_WRITTEN PROBLEM_:
Copy every line from the one that holds "Give me a plain-text" to the end of the records below, exactly and with nothing else, but without any pictures.

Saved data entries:
▬▬▬

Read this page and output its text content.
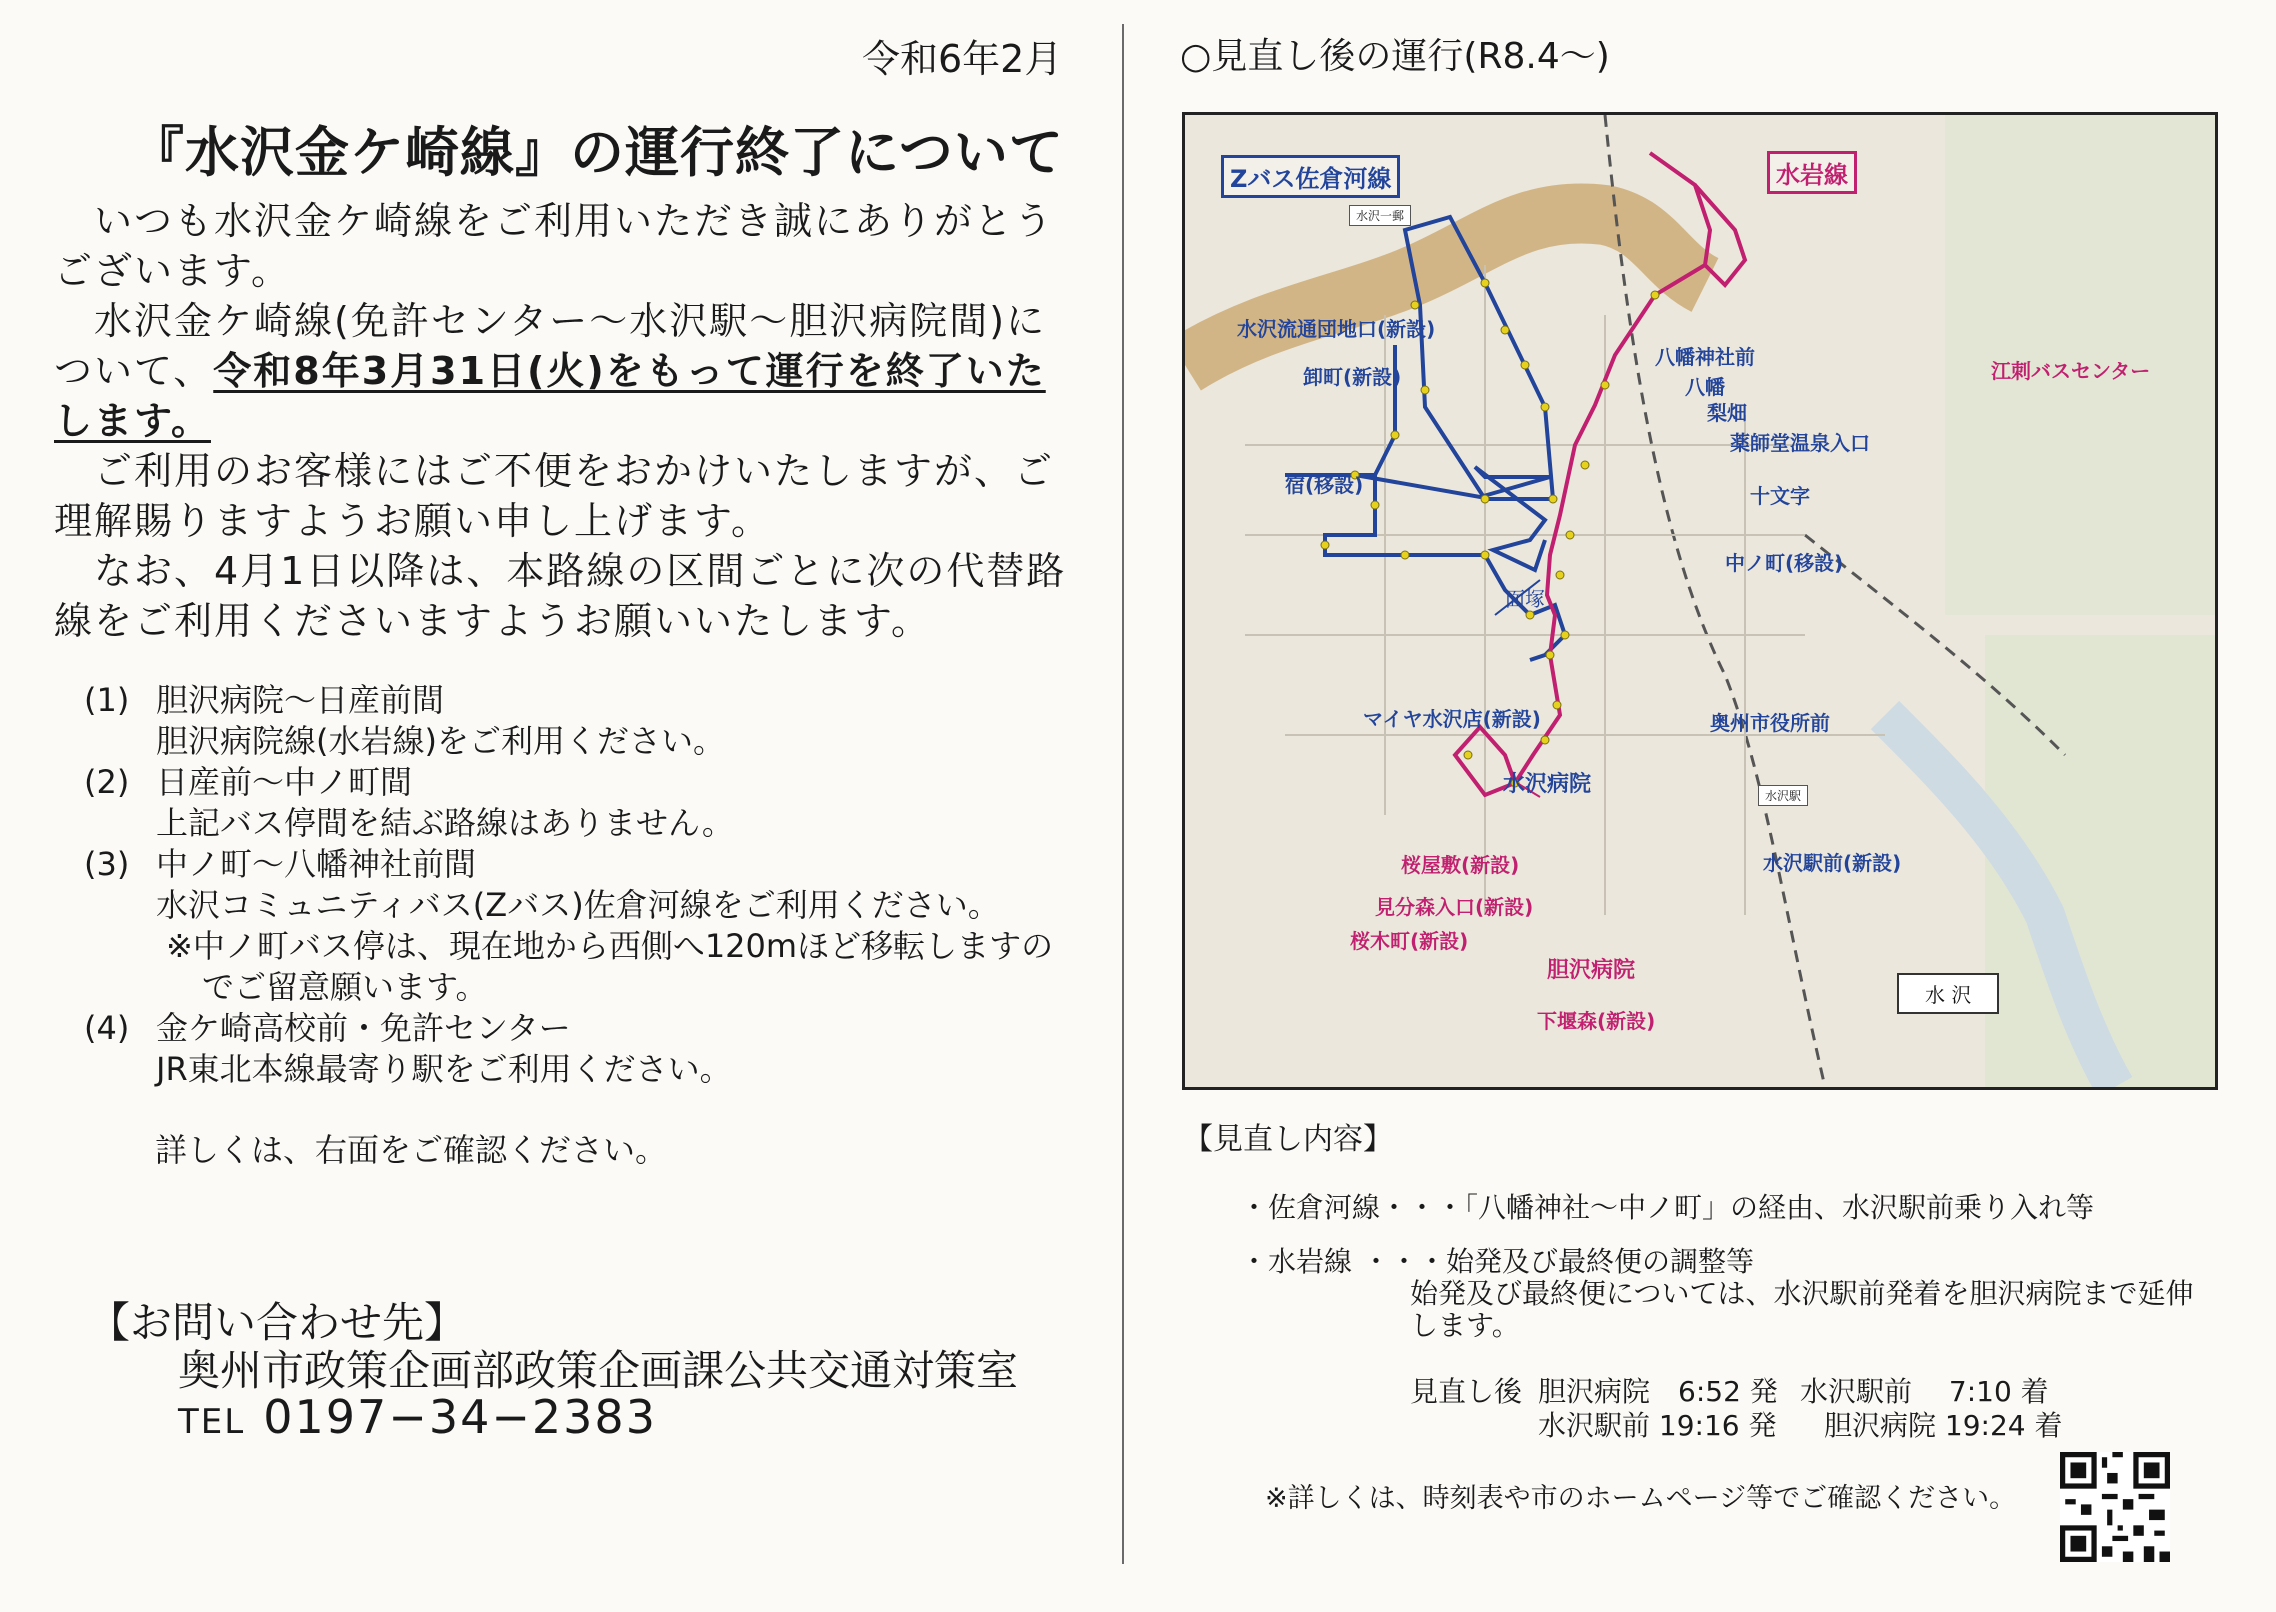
令和6年2月
『水沢金ケ崎線』の運行終了について
いつも水沢金ケ崎線をご利用いただき誠にありがとう
ございます。
水沢金ケ崎線(免許センター〜水沢駅〜胆沢病院間)に
ついて、令和8年3月31日(火)をもって運行を終了いた
します。
ご利用のお客様にはご不便をおかけいたしますが、ご
理解賜りますようお願い申し上げます。
なお、4月1日以降は、本路線の区間ごとに次の代替路
線をご利用くださいますようお願いいたします。
(1) 胆沢病院〜日産前間
胆沢病院線(水岩線)をご利用ください。
(2) 日産前〜中ノ町間
上記バス停間を結ぶ路線はありません。
(3) 中ノ町〜八幡神社前間
水沢コミュニティバス(Zバス)佐倉河線をご利用ください。
※中ノ町バス停は、現在地から西側へ120mほど移転しますの
でご留意願います。
(4) 金ケ崎高校前・免許センター
JR東北本線最寄り駅をご利用ください。
詳しくは、右面をご確認ください。
【お問い合わせ先】
奥州市政策企画部政策企画課公共交通対策室
TEL 0197−34−2383
○見直し後の運行(R8.4〜)
Zバス佐倉河線	水岩線
水沢一郵
水沢駅
水沢流通団地口(新設)
卸町(新設)
宿(移設)
八幡神社前
八幡
梨畑
薬師堂温泉入口
十文字
中ノ町(移設)
面塚
マイヤ水沢店(新設)	奥州市役所前
水沢病院
水沢駅前(新設)
江刺バスセンター
桜屋敷(新設)
見分森入口(新設)
桜木町(新設)
胆沢病院
下堰森(新設)
水 沢
【見直し内容】
・佐倉河線・・・「八幡神社〜中ノ町」の経由、水沢駅前乗り入れ等
・水岩線 ・・・始発及び最終便の調整等
始発及び最終便については、水沢駅前発着を胆沢病院まで延伸
します。
見直し後 胆沢病院　6:52 発 水沢駅前　 7:10 着
水沢駅前 19:16 発 胆沢病院 19:24 着
※詳しくは、時刻表や市のホームページ等でご確認ください。
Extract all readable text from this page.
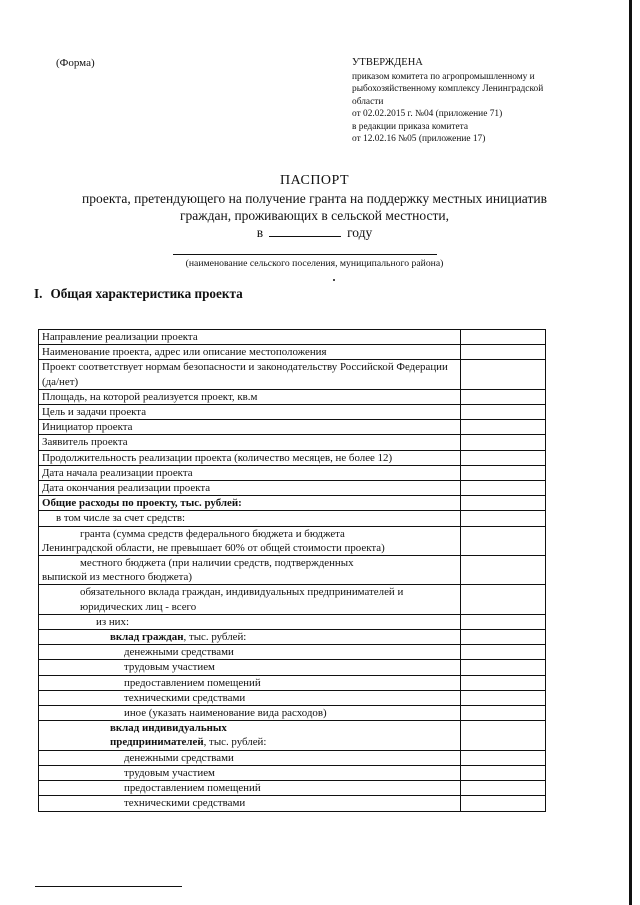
(Форма)	УТВЕРЖДЕНА
приказом комитета по агропромышленному и
рыбохозяйственному комплексу Ленинградской
области
от 02.02.2015 г. №04 (приложение 71)
в редакции приказа комитета
от 12.02.16 №05 (приложение 17)
ПАСПОРТ
проекта, претендующего на получение гранта на поддержку местных инициатив
граждан, проживающих в сельской местности,
в	году
(наименование сельского поселения, муниципального района)
I. Общая характеристика проекта
Направление реализации проекта	

Наименование проекта, адрес или описание местоположения	

Проект соответствует нормам безопасности и законодательству Российской Федерации (да/нет)	

Площадь, на которой реализуется проект, кв.м	

Цель и задачи проекта	

Инициатор проекта	

Заявитель проекта	

Продолжительность реализации проекта (количество месяцев, не более 12)	

Дата начала реализации проекта	

Дата окончания реализации проекта	

Общие расходы по проекту, тыс. рублей:	

в том числе за счет средств:	

гранта (сумма средств федерального бюджета и бюджета
Ленинградской области, не превышает 60% от общей стоимости проекта)	

местного бюджета (при наличии средств, подтвержденных
выпиской из местного бюджета)	

обязательного вклада граждан, индивидуальных предпринимателей и юридических лиц - всего	

из них:	

вклад граждан, тыс. рублей:	

денежными средствами	

трудовым участием	

предоставлением помещений	

техническими средствами	

иное (указать наименование вида расходов)	

вклад индивидуальных
предпринимателей, тыс. рублей:	

денежными средствами	

трудовым участием	

предоставлением помещений	

техническими средствами	
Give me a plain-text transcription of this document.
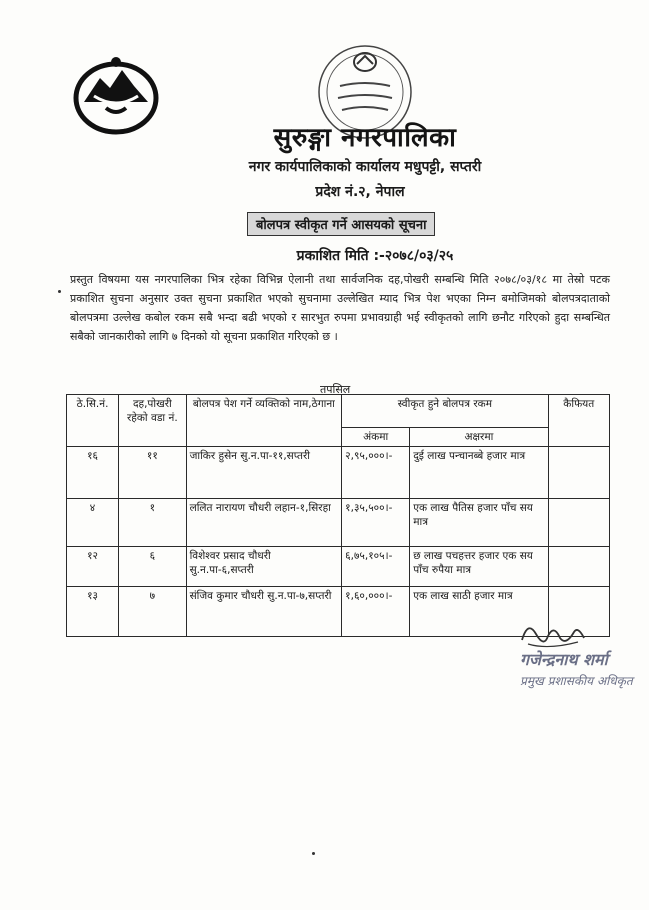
सुरुङ्गा नगरपालिका
नगर कार्यपालिकाको कार्यालय मधुपट्टी, सप्तरी
प्रदेश नं.२, नेपाल
बोलपत्र स्वीकृत गर्ने आसयको सूचना
प्रकाशित मिति :-२०७८/०३/२५
प्रस्तुत विषयमा यस नगरपालिका भित्र रहेका विभिन्न ऐलानी तथा सार्वजनिक दह,पोखरी सम्बन्धि मिति २०७८/०३/१८ मा तेस्रो पटक प्रकाशित सुचना अनुसार उक्त सुचना प्रकाशित भएको सुचनामा उल्लेखित म्याद भित्र पेश भएका निम्न बमोजिमको बोलपत्रदाताको बोलपत्रमा उल्लेख कबोल रकम सबै भन्दा बढी भएको र सारभुत रुपमा प्रभावग्राही भई स्वीकृतको लागि छनौट गरिएको हुदा सम्बन्धित सबैको जानकारीको लागि ७ दिनको यो सूचना प्रकाशित गरिएको छ ।
तपसिल
ठे.सि.नं.	दह,पोखरी रहेको वडा नं.	बोलपत्र पेश गर्ने व्यक्तिको नाम,ठेगाना	स्वीकृत हुने बोलपत्र रकम		कैफियत
			अंकमा	अक्षरमा	
१६	११	जाकिर हुसेन सु.न.पा-११,सप्तरी	२,९५,०००।-	दुई लाख पन्चानब्बे हजार मात्र	
४	१	ललित नारायण चौधरी लहान-१,सिरहा	१,३५,५००।-	एक लाख पैतिस हजार पाँच सय मात्र	
१२	६	विशेश्वर प्रसाद चौधरी सु.न.पा-६,सप्तरी	६,७५,१०५।-	छ लाख पचहत्तर हजार एक सय पाँच रुपैया मात्र	
१३	७	संजिव कुमार चौधरी सु.न.पा-७,सप्तरी	१,६०,०००।-	एक लाख साठी हजार मात्र	
गजेन्द्रनाथ शर्मा
प्रमुख प्रशासकीय अधिकृत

▬▬▬

_FINAL ANSWER_:
Give me a plain-text transcription of this document.
सुरुङ्गा नगरपालिका
नगर कार्यपालिकाको कार्यालय मधुपट्टी, सप्तरी
प्रदेश नं.२, नेपाल
बोलपत्र स्वीकृत गर्ने आसयको सूचना
प्रकाशित मिति :-२०७८/०३/२५
प्रस्तुत विषयमा यस नगरपालिका भित्र रहेका विभिन्न ऐलानी तथा सार्वजनिक दह,पोखरी सम्बन्धि मिति २०७८/०३/१८ मा तेस्रो पटक प्रकाशित सुचना अनुसार उक्त सुचना प्रकाशित भएको सुचनामा उल्लेखित म्याद भित्र पेश भएका निम्न बमोजिमको बोलपत्रदाताको बोलपत्रमा उल्लेख कबोल रकम सबै भन्दा बढी भएको र सारभुत रुपमा प्रभावग्राही भई स्वीकृतको लागि छनौट गरिएको हुदा सम्बन्धित सबैको जानकारीको लागि ७ दिनको यो सूचना प्रकाशित गरिएको छ ।
तपसिल
ठे.सि.नं.	दह,पोखरी रहेको वडा नं.	बोलपत्र पेश गर्ने व्यक्तिको नाम,ठेगाना	स्वीकृत हुने बोलपत्र रकम		कैफियत
			अंकमा	अक्षरमा	
१६	११	जाकिर हुसेन सु.न.पा-११,सप्तरी	२,९५,०००।-	दुई लाख पन्चानब्बे हजार मात्र	
४	१	ललित नारायण चौधरी लहान-१,सिरहा	१,३५,५००।-	एक लाख पैतिस हजार पाँच सय मात्र	
१२	६	विशेश्वर प्रसाद चौधरी सु.न.पा-६,सप्तरी	६,७५,१०५।-	छ लाख पचहत्तर हजार एक सय पाँच रुपैया मात्र	
१३	७	संजिव कुमार चौधरी सु.न.पा-७,सप्तरी	१,६०,०००।-	एक लाख साठी हजार मात्र	
गजेन्द्रनाथ शर्मा
प्रमुख प्रशासकीय अधिकृत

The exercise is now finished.